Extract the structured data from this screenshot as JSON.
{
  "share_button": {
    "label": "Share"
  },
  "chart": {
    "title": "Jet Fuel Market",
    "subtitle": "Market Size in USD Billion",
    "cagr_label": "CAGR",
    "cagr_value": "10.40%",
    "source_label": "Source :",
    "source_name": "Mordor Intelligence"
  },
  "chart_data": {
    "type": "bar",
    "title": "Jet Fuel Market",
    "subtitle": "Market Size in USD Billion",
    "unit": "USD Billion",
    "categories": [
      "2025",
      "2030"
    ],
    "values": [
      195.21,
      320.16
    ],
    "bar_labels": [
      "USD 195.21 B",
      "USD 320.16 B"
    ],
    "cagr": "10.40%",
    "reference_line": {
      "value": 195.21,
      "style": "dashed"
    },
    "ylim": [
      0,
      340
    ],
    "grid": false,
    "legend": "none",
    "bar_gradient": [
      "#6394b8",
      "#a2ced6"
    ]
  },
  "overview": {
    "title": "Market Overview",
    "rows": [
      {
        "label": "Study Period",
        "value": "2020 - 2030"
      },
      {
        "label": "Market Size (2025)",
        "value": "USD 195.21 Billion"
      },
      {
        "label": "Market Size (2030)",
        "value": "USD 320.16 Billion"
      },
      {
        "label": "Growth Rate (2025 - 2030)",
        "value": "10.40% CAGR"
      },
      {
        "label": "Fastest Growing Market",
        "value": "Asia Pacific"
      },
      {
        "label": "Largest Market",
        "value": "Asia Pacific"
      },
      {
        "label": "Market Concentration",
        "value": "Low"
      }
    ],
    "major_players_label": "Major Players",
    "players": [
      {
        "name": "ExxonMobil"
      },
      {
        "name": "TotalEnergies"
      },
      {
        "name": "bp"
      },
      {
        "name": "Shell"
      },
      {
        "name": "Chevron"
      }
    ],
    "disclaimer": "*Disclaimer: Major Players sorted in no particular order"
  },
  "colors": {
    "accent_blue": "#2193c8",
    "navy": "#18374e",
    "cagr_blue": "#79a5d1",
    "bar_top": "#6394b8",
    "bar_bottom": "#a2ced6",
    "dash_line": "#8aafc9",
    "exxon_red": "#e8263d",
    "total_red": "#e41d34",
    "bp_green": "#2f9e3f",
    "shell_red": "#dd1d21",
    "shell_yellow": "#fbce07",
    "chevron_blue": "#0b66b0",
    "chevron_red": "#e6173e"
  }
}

* * *

Would you write down every record again, exactly?

Extract the structured data from this screenshot as JSON.
{
  "share_button": {
    "label": "Share"
  },
  "chart": {
    "title": "Jet Fuel Market",
    "subtitle": "Market Size in USD Billion",
    "cagr_label": "CAGR",
    "cagr_value": "10.40%",
    "source_label": "Source :",
    "source_name": "Mordor Intelligence"
  },
  "chart_data": {
    "type": "bar",
    "title": "Jet Fuel Market",
    "subtitle": "Market Size in USD Billion",
    "unit": "USD Billion",
    "categories": [
      "2025",
      "2030"
    ],
    "values": [
      195.21,
      320.16
    ],
    "bar_labels": [
      "USD 195.21 B",
      "USD 320.16 B"
    ],
    "cagr": "10.40%",
    "reference_line": {
      "value": 195.21,
      "style": "dashed"
    },
    "ylim": [
      0,
      340
    ],
    "grid": false,
    "legend": "none",
    "bar_gradient": [
      "#6394b8",
      "#a2ced6"
    ]
  },
  "overview": {
    "title": "Market Overview",
    "rows": [
      {
        "label": "Study Period",
        "value": "2020 - 2030"
      },
      {
        "label": "Market Size (2025)",
        "value": "USD 195.21 Billion"
      },
      {
        "label": "Market Size (2030)",
        "value": "USD 320.16 Billion"
      },
      {
        "label": "Growth Rate (2025 - 2030)",
        "value": "10.40% CAGR"
      },
      {
        "label": "Fastest Growing Market",
        "value": "Asia Pacific"
      },
      {
        "label": "Largest Market",
        "value": "Asia Pacific"
      },
      {
        "label": "Market Concentration",
        "value": "Low"
      }
    ],
    "major_players_label": "Major Players",
    "players": [
      {
        "name": "ExxonMobil"
      },
      {
        "name": "TotalEnergies"
      },
      {
        "name": "bp"
      },
      {
        "name": "Shell"
      },
      {
        "name": "Chevron"
      }
    ],
    "disclaimer": "*Disclaimer: Major Players sorted in no particular order"
  },
  "colors": {
    "accent_blue": "#2193c8",
    "navy": "#18374e",
    "cagr_blue": "#79a5d1",
    "bar_top": "#6394b8",
    "bar_bottom": "#a2ced6",
    "dash_line": "#8aafc9",
    "exxon_red": "#e8263d",
    "total_red": "#e41d34",
    "bp_green": "#2f9e3f",
    "shell_red": "#dd1d21",
    "shell_yellow": "#fbce07",
    "chevron_blue": "#0b66b0",
    "chevron_red": "#e6173e"
  }
}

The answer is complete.